WORK INSTRUCTION –
Using the case report on sevelamer carbonate, answer each question:
(a) About how many published cases of GI injuries due to sevelamer carbonate does it mention?
(b) What was the patient's hemoglobin level in the initial laboratory results?
(c) Which medication replaced sevelamer carbonate?

Sevelamer carbonate is a commonly prescribed anion-exchange resin administered orally to prevent hyperphosphatemia in patients with chronic kidney disease. We present a rare case of a 33-year-old man with end-stage renal disease and diabetic gastroparesis on sevelamer carbonate, who presented with hematochezia and was found to have rectosigmoid ulcers induced by sevelamer crystals. His hematochezia resolved after switching from sevelamer carbonate to lanthanum carbonate. Clinicians and pathologists must be aware of the possibility of drug-induced mucosal ulceration associated with sevelamer use as a potential etiology of a gastrointestinal bleed.
Medications associated with gastrointestinal (GI) tract injuries are common, yet some causes are underrecognized due to decreased awareness. With only around 19 reported cases published in literature, GI injuries due to sevelamer carbonate are rare.1-4 Two classic examples of medications known to cause GI mucosal injuries are nonsteroidal anti-inflammatory drugs and bisphosphonates, which can lead to mucosal erosions, and proton pump inhibitors, which can cause microscopic colitis.5 Novel causes of crystal-induced mucosal ulcerations and bleeding, such as non-absorbable anion-exchange resin (e.g., sevelamer, sodium polystyrene sulfonate, cholestyramine), have been identified recently.1
A 33-year-old, African-American man with diabetes mellitus type 1 with gastroparesis, end-stage renal disease on hemodialysis, hypertension, and coronary artery disease with stents on dual antiplatelet therapy, presented with a 1-day history of recurrent episodes of hematochezia with periumbilical pain. He had no prior history of GI bleeding but had chronic constipation and abdominal discomfort associated with his diabetic gastroparesis.
Figure 1. (A) Descending colon and (B) sigmoid colon with continuous nonbleeding ulcerated mucosa.
On exam, he was afebrile and hemodynamically stable with periumbilical tenderness and dark red blood with mucus on rectal exam. Laboratory results were significant for hemoglobin 7.8 g/dL, platelet 425,000/µL, white blood cell count 22,000/µL, and international normalized ratio of 1.2. Stool studies were negative for Clostridium difficile, Salmonella, Shigella, Campylobacter, and fecal leukocytes. Computed tomography showed a moderate amount of stool throughout the colon with no evidence of colonic wall thickening. Colonoscopy revealed a continuous area of nonbleeding ulcerated mucosa 45 cm proximal to the anus, but the study was stopped due to the extent of ulcerations and poor bowel preparation (Figure 1). Targeted ulcer biopsies were obtained. While waiting for the pathology report, the patient continued to present hematochezia with persistent reduction in hemoglobin to 6 g/dL, requiring transfusion of 6 units of packed red blood cells. A surgical approach for bleeding control was considered, but the patient was deemed a poor surgical candidate given his multiple comorbidities. On the eighth hospital day, histopathology revealed sevelamer crystals without signs of tissue ischemia (Figure 2). On further investigation, the patient was found to be on sevelamer carbonate (2,400 mg by mouth 3 times daily for 2 years), and was receiving the medication as an inpatient. The sevelamer carbonate was switched to lanthanum carbonate. On the eleventh hospital day, his hematochezia resolved, and the patient was discharged on fifteenth hospital day with instructions to resume dual antiplatelet therapy in 1–2 weeks. The patient was lost to follow-up and passed away 1 year later from non-GI–related causes.

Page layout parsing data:
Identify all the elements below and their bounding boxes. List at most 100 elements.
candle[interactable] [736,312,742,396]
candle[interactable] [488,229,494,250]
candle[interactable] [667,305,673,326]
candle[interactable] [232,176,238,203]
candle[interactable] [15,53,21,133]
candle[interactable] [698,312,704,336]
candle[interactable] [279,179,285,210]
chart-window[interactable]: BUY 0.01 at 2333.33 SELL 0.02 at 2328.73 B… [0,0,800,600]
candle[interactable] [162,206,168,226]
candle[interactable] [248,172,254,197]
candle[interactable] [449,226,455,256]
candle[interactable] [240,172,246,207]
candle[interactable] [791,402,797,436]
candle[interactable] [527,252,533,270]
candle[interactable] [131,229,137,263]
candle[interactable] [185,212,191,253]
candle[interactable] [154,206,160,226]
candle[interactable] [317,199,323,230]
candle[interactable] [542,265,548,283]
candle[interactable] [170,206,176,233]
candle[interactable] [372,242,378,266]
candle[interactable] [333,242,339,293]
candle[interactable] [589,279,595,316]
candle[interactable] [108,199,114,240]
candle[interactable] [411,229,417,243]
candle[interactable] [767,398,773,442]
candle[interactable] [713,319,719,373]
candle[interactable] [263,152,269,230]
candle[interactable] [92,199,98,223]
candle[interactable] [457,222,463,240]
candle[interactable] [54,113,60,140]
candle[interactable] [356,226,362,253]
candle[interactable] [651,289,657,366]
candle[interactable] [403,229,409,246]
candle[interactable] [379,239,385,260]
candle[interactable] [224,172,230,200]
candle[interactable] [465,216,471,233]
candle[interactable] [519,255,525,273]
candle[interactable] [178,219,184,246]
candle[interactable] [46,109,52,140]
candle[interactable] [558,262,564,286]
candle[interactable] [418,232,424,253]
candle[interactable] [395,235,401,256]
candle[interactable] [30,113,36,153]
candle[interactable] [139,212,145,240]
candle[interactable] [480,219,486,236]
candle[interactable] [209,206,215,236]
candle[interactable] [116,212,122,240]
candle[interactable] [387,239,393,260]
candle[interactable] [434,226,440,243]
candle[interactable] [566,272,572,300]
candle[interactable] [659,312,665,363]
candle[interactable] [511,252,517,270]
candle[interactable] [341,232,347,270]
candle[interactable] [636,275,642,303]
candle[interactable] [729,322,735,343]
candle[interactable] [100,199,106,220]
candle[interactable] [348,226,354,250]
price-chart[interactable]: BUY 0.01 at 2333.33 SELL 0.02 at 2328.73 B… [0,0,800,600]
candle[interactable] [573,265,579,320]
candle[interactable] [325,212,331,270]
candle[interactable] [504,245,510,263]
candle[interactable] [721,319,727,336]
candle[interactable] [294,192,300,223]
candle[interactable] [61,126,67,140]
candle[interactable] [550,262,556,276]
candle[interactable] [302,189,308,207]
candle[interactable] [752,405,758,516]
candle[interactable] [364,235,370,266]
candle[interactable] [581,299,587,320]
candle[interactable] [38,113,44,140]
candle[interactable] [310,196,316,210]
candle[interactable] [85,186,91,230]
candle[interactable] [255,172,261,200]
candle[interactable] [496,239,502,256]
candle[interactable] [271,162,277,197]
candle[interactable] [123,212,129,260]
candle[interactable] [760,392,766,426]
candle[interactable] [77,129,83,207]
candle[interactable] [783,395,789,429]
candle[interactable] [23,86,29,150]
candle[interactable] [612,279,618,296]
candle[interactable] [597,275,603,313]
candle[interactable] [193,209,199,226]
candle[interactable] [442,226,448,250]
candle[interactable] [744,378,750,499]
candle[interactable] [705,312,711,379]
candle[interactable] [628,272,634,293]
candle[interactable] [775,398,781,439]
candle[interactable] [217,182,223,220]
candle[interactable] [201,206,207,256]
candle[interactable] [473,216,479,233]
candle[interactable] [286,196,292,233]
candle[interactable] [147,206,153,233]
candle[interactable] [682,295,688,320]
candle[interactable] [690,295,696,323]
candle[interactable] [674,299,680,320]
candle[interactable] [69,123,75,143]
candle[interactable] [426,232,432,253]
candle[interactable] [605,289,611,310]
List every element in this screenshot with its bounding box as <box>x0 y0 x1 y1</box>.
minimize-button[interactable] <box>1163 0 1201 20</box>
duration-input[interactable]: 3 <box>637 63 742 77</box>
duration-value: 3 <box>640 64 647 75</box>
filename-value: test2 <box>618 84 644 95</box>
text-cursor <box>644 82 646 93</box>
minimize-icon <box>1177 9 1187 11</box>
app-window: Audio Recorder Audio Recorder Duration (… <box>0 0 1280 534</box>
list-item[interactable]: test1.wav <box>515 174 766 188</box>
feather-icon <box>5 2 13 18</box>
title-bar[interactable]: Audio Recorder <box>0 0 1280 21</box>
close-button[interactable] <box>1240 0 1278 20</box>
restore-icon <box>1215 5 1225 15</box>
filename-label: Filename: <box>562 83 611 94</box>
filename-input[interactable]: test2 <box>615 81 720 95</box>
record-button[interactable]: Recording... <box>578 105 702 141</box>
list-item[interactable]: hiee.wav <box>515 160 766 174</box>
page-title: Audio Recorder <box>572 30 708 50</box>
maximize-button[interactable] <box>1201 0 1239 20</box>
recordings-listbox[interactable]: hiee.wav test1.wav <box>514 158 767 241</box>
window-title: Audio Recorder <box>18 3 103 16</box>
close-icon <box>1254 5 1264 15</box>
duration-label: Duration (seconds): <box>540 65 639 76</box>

ANSWER FOR THE TASK –
(a) Around 19 reported cases.
(b) 7.8 g/dL.
(c) Lanthanum carbonate.